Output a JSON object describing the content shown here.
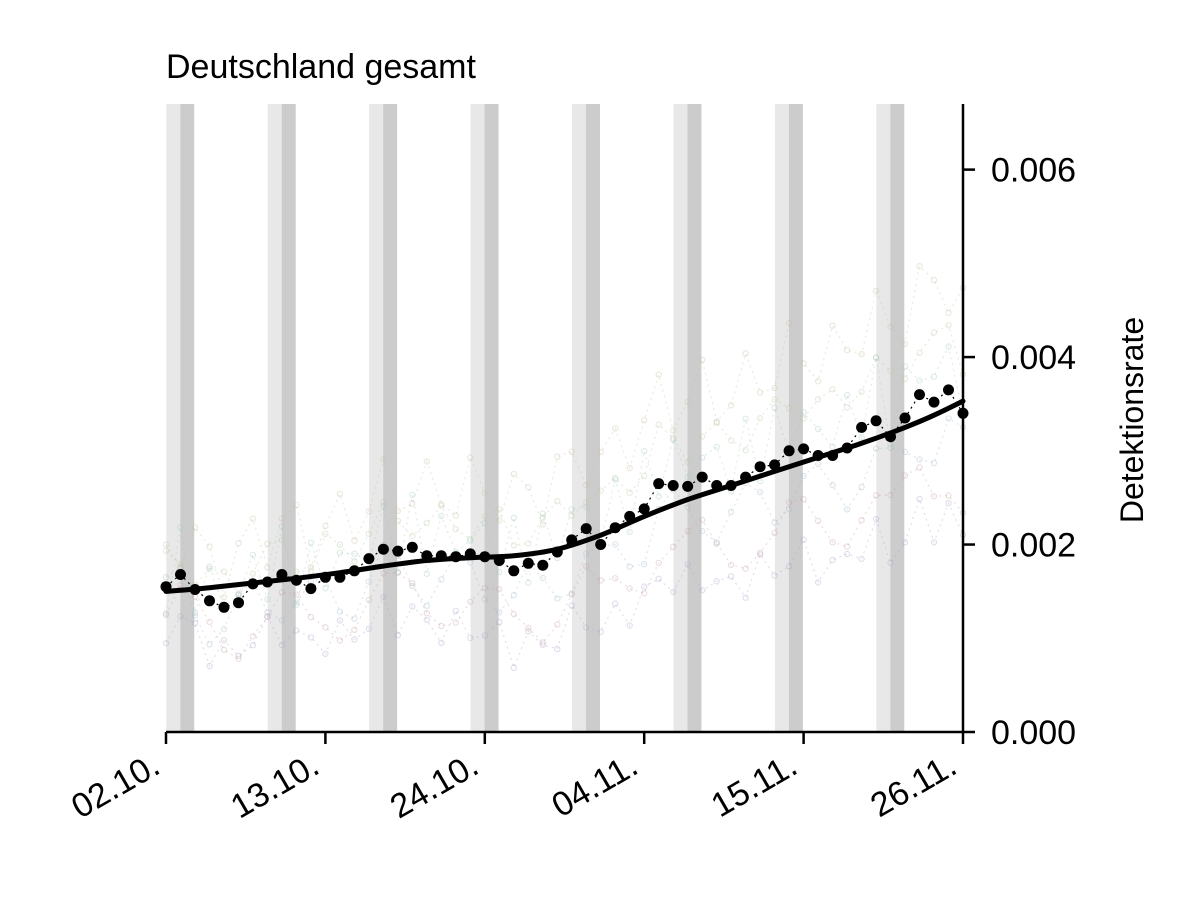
{
  "chart_data": {
    "type": "scatter",
    "title": "Deutschland gesamt",
    "xlabel": "",
    "ylabel": "Detektionsrate",
    "y_axis_position": "right",
    "ylim": [
      0,
      0.0067
    ],
    "yticks": [
      0.0,
      0.002,
      0.004,
      0.006
    ],
    "ytick_labels": [
      "0.000",
      "0.002",
      "0.004",
      "0.006"
    ],
    "x_start_date": "2021-10-02",
    "xlim_dates": [
      "2021-10-02",
      "2021-11-26"
    ],
    "xticks": [
      "2021-10-02",
      "2021-10-13",
      "2021-10-24",
      "2021-11-04",
      "2021-11-15",
      "2021-11-26"
    ],
    "xtick_labels": [
      "02.10.",
      "13.10.",
      "24.10.",
      "04.11.",
      "15.11.",
      "26.11."
    ],
    "weekend_bands": [
      [
        "2021-10-02",
        "2021-10-03"
      ],
      [
        "2021-10-09",
        "2021-10-10"
      ],
      [
        "2021-10-16",
        "2021-10-17"
      ],
      [
        "2021-10-23",
        "2021-10-24"
      ],
      [
        "2021-10-30",
        "2021-10-31"
      ],
      [
        "2021-11-06",
        "2021-11-07"
      ],
      [
        "2021-11-13",
        "2021-11-14"
      ],
      [
        "2021-11-20",
        "2021-11-21"
      ]
    ],
    "series": [
      {
        "color": "#000000",
        "x": [
          "2021-10-02",
          "2021-10-03",
          "2021-10-04",
          "2021-10-05",
          "2021-10-06",
          "2021-10-07",
          "2021-10-08",
          "2021-10-09",
          "2021-10-10",
          "2021-10-11",
          "2021-10-12",
          "2021-10-13",
          "2021-10-14",
          "2021-10-15",
          "2021-10-16",
          "2021-10-17",
          "2021-10-18",
          "2021-10-19",
          "2021-10-20",
          "2021-10-21",
          "2021-10-22",
          "2021-10-23",
          "2021-10-24",
          "2021-10-25",
          "2021-10-26",
          "2021-10-27",
          "2021-10-28",
          "2021-10-29",
          "2021-10-30",
          "2021-10-31",
          "2021-11-01",
          "2021-11-02",
          "2021-11-03",
          "2021-11-04",
          "2021-11-05",
          "2021-11-06",
          "2021-11-07",
          "2021-11-08",
          "2021-11-09",
          "2021-11-10",
          "2021-11-11",
          "2021-11-12",
          "2021-11-13",
          "2021-11-14",
          "2021-11-15",
          "2021-11-16",
          "2021-11-17",
          "2021-11-18",
          "2021-11-19",
          "2021-11-20",
          "2021-11-21",
          "2021-11-22",
          "2021-11-23",
          "2021-11-24",
          "2021-11-25",
          "2021-11-26"
        ],
        "values": [
          0.00155,
          0.00168,
          0.00152,
          0.0014,
          0.00133,
          0.00138,
          0.00158,
          0.0016,
          0.00168,
          0.00162,
          0.00153,
          0.00165,
          0.00165,
          0.00172,
          0.00185,
          0.00195,
          0.00193,
          0.00197,
          0.00188,
          0.00188,
          0.00187,
          0.0019,
          0.00187,
          0.00183,
          0.00172,
          0.0018,
          0.00178,
          0.00192,
          0.00205,
          0.00217,
          0.002,
          0.00218,
          0.0023,
          0.00238,
          0.00265,
          0.00263,
          0.00262,
          0.00272,
          0.00263,
          0.00263,
          0.00272,
          0.00283,
          0.00285,
          0.003,
          0.00302,
          0.00295,
          0.00295,
          0.00303,
          0.00325,
          0.00332,
          0.00315,
          0.00335,
          0.0036,
          0.00352,
          0.00365,
          0.0034
        ]
      }
    ],
    "smooth_fit": {
      "color": "#000000",
      "x": [
        "2021-10-02",
        "2021-10-05",
        "2021-10-08",
        "2021-10-11",
        "2021-10-14",
        "2021-10-17",
        "2021-10-20",
        "2021-10-23",
        "2021-10-26",
        "2021-10-29",
        "2021-11-01",
        "2021-11-04",
        "2021-11-07",
        "2021-11-10",
        "2021-11-13",
        "2021-11-16",
        "2021-11-19",
        "2021-11-22",
        "2021-11-24",
        "2021-11-26"
      ],
      "values": [
        0.0015,
        0.00154,
        0.00159,
        0.00164,
        0.0017,
        0.00177,
        0.00183,
        0.00186,
        0.00188,
        0.00195,
        0.0021,
        0.0023,
        0.00248,
        0.00263,
        0.00278,
        0.00293,
        0.00308,
        0.00325,
        0.00338,
        0.00353
      ]
    },
    "colors": {
      "background": "#ffffff",
      "axis": "#000000",
      "band_light": "#e8e8e8",
      "band_dark": "#cccccc",
      "background_traces": [
        "#c9a0a0",
        "#a0b8c9",
        "#b8c9a0",
        "#c9bca0",
        "#b0a0c9",
        "#a0c9bc"
      ]
    }
  }
}
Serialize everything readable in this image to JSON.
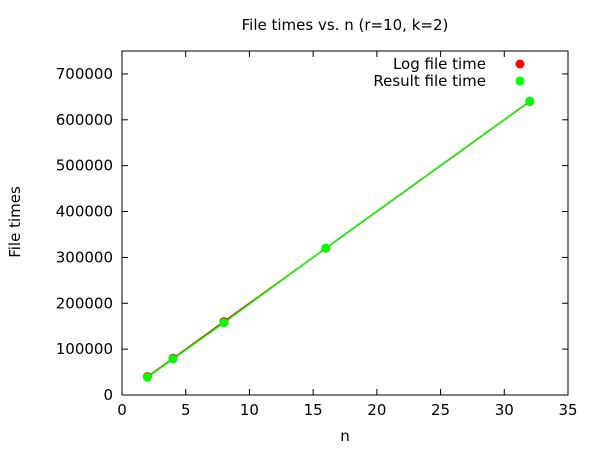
{
  "chart_data": {
    "type": "line",
    "title": "File times vs. n (r=10, k=2)",
    "xlabel": "n",
    "ylabel": "File times",
    "xlim": [
      0,
      35
    ],
    "ylim": [
      0,
      750000
    ],
    "x_ticks": [
      0,
      5,
      10,
      15,
      20,
      25,
      30,
      35
    ],
    "y_ticks": [
      0,
      100000,
      200000,
      300000,
      400000,
      500000,
      600000,
      700000
    ],
    "grid": false,
    "legend_position": "top-right",
    "series": [
      {
        "name": "Log file time",
        "color": "#ff0000",
        "x": [
          2,
          4,
          8,
          16,
          32
        ],
        "y": [
          40000,
          80000,
          160000,
          320000,
          640000
        ]
      },
      {
        "name": "Result file time",
        "color": "#00ff00",
        "x": [
          2,
          4,
          8,
          16,
          32
        ],
        "y": [
          38500,
          78500,
          157500,
          320500,
          640500
        ]
      }
    ]
  }
}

◆ **TASK OBJECTIVE**
Copy each line of the records above that carries the word "name".

◆ **FULL SOLUTION**
        "name": "Log file time",
        "name": "Result file time",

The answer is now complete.